TASK BRIEF: All entries below need to be written out exactly, but without their pictures.

MATERIAL FOR THIS EXERCISE:
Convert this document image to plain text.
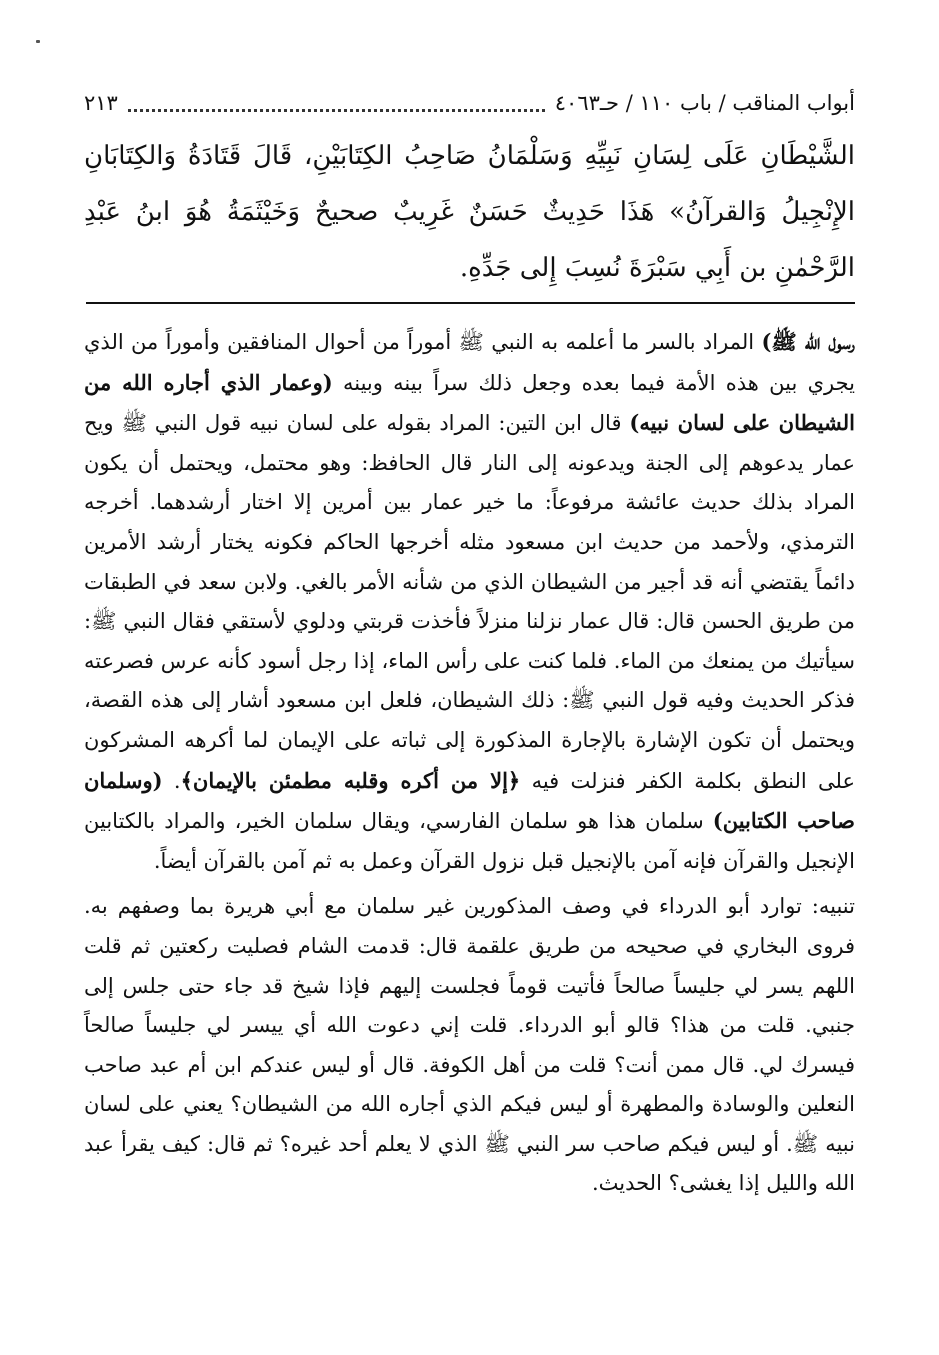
٢١٣	أبواب المناقب / باب ١١٠ / حـ٤٠٦٣

الشَّيْطَانِ عَلَى لِسَانِ نَبِيِّهِ وَسَلْمَانُ صَاحِبُ الكِتَابَيْنِ، قَالَ قَتَادَةُ وَالكِتَابَانِ الإِنْجِيلُ وَالقرآنُ» هَذَا حَدِيثٌ حَسَنٌ غَرِيبٌ صحيحٌ وَخَيْثَمَةُ هُوَ ابنُ عَبْدِ الرَّحْمٰنِ بن أَبِي سَبْرَةَ نُسِبَ إِلى جَدِّهِ.

رسول الله ﷺ) المراد بالسر ما أعلمه به النبي ﷺ أموراً من أحوال المنافقين وأموراً من الذي يجري بين هذه الأمة فيما بعده وجعل ذلك سراً بينه وبينه (وعمار الذي أجاره الله من الشيطان على لسان نبيه) قال ابن التين: المراد بقوله على لسان نبيه قول النبي ﷺ ويح عمار يدعوهم إلى الجنة ويدعونه إلى النار قال الحافظ: وهو محتمل، ويحتمل أن يكون المراد بذلك حديث عائشة مرفوعاً: ما خير عمار بين أمرين إلا اختار أرشدهما. أخرجه الترمذي، ولأحمد من حديث ابن مسعود مثله أخرجها الحاكم فكونه يختار أرشد الأمرين دائماً يقتضي أنه قد أجير من الشيطان الذي من شأنه الأمر بالغي. ولابن سعد في الطبقات من طريق الحسن قال: قال عمار نزلنا منزلاً فأخذت قربتي ودلوي لأستقي فقال النبي ﷺ: سيأتيك من يمنعك من الماء. فلما كنت على رأس الماء، إذا رجل أسود كأنه عرس فصرعته فذكر الحديث وفيه قول النبي ﷺ: ذلك الشيطان، فلعل ابن مسعود أشار إلى هذه القصة، ويحتمل أن تكون الإشارة بالإجارة المذكورة إلى ثباته على الإيمان لما أكرهه المشركون على النطق بكلمة الكفر فنزلت فيه ﴿إلا من أكره وقلبه مطمئن بالإيمان﴾. (وسلمان صاحب الكتابين) سلمان هذا هو سلمان الفارسي، ويقال سلمان الخير، والمراد بالكتابين الإنجيل والقرآن فإنه آمن بالإنجيل قبل نزول القرآن وعمل به ثم آمن بالقرآن أيضاً.

تنبيه: توارد أبو الدرداء في وصف المذكورين غير سلمان مع أبي هريرة بما وصفهم به. فروى البخاري في صحيحه من طريق علقمة قال: قدمت الشام فصليت ركعتين ثم قلت اللهم يسر لي جليساً صالحاً فأتيت قوماً فجلست إليهم فإذا شيخ قد جاء حتى جلس إلى جنبي. قلت من هذا؟ قالو أبو الدرداء. قلت إني دعوت الله أي ييسر لي جليساً صالحاً فيسرك لي. قال ممن أنت؟ قلت من أهل الكوفة. قال أو ليس عندكم ابن أم عبد صاحب النعلين والوسادة والمطهرة أو ليس فيكم الذي أجاره الله من الشيطان؟ يعني على لسان نبيه ﷺ. أو ليس فيكم صاحب سر النبي ﷺ الذي لا يعلم أحد غيره؟ ثم قال: كيف يقرأ عبد الله والليل إذا يغشى؟ الحديث.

CORRECT ANSWER:
Convert this document image to plain text.
٢١٣	أبواب المناقب / باب ١١٠ / حـ٤٠٦٣

الشَّيْطَانِ عَلَى لِسَانِ نَبِيِّهِ وَسَلْمَانُ صَاحِبُ الكِتَابَيْنِ، قَالَ قَتَادَةُ وَالكِتَابَانِ الإِنْجِيلُ وَالقرآنُ» هَذَا حَدِيثٌ حَسَنٌ غَرِيبٌ صحيحٌ وَخَيْثَمَةُ هُوَ ابنُ عَبْدِ الرَّحْمٰنِ بن أَبِي سَبْرَةَ نُسِبَ إِلى جَدِّهِ.

رسول الله ﷺ) المراد بالسر ما أعلمه به النبي ﷺ أموراً من أحوال المنافقين وأموراً من الذي يجري بين هذه الأمة فيما بعده وجعل ذلك سراً بينه وبينه (وعمار الذي أجاره الله من الشيطان على لسان نبيه) قال ابن التين: المراد بقوله على لسان نبيه قول النبي ﷺ ويح عمار يدعوهم إلى الجنة ويدعونه إلى النار قال الحافظ: وهو محتمل، ويحتمل أن يكون المراد بذلك حديث عائشة مرفوعاً: ما خير عمار بين أمرين إلا اختار أرشدهما. أخرجه الترمذي، ولأحمد من حديث ابن مسعود مثله أخرجها الحاكم فكونه يختار أرشد الأمرين دائماً يقتضي أنه قد أجير من الشيطان الذي من شأنه الأمر بالغي. ولابن سعد في الطبقات من طريق الحسن قال: قال عمار نزلنا منزلاً فأخذت قربتي ودلوي لأستقي فقال النبي ﷺ: سيأتيك من يمنعك من الماء. فلما كنت على رأس الماء، إذا رجل أسود كأنه عرس فصرعته فذكر الحديث وفيه قول النبي ﷺ: ذلك الشيطان، فلعل ابن مسعود أشار إلى هذه القصة، ويحتمل أن تكون الإشارة بالإجارة المذكورة إلى ثباته على الإيمان لما أكرهه المشركون على النطق بكلمة الكفر فنزلت فيه ﴿إلا من أكره وقلبه مطمئن بالإيمان﴾. (وسلمان صاحب الكتابين) سلمان هذا هو سلمان الفارسي، ويقال سلمان الخير، والمراد بالكتابين الإنجيل والقرآن فإنه آمن بالإنجيل قبل نزول القرآن وعمل به ثم آمن بالقرآن أيضاً.

تنبيه: توارد أبو الدرداء في وصف المذكورين غير سلمان مع أبي هريرة بما وصفهم به. فروى البخاري في صحيحه من طريق علقمة قال: قدمت الشام فصليت ركعتين ثم قلت اللهم يسر لي جليساً صالحاً فأتيت قوماً فجلست إليهم فإذا شيخ قد جاء حتى جلس إلى جنبي. قلت من هذا؟ قالو أبو الدرداء. قلت إني دعوت الله أي ييسر لي جليساً صالحاً فيسرك لي. قال ممن أنت؟ قلت من أهل الكوفة. قال أو ليس عندكم ابن أم عبد صاحب النعلين والوسادة والمطهرة أو ليس فيكم الذي أجاره الله من الشيطان؟ يعني على لسان نبيه ﷺ. أو ليس فيكم صاحب سر النبي ﷺ الذي لا يعلم أحد غيره؟ ثم قال: كيف يقرأ عبد الله والليل إذا يغشى؟ الحديث.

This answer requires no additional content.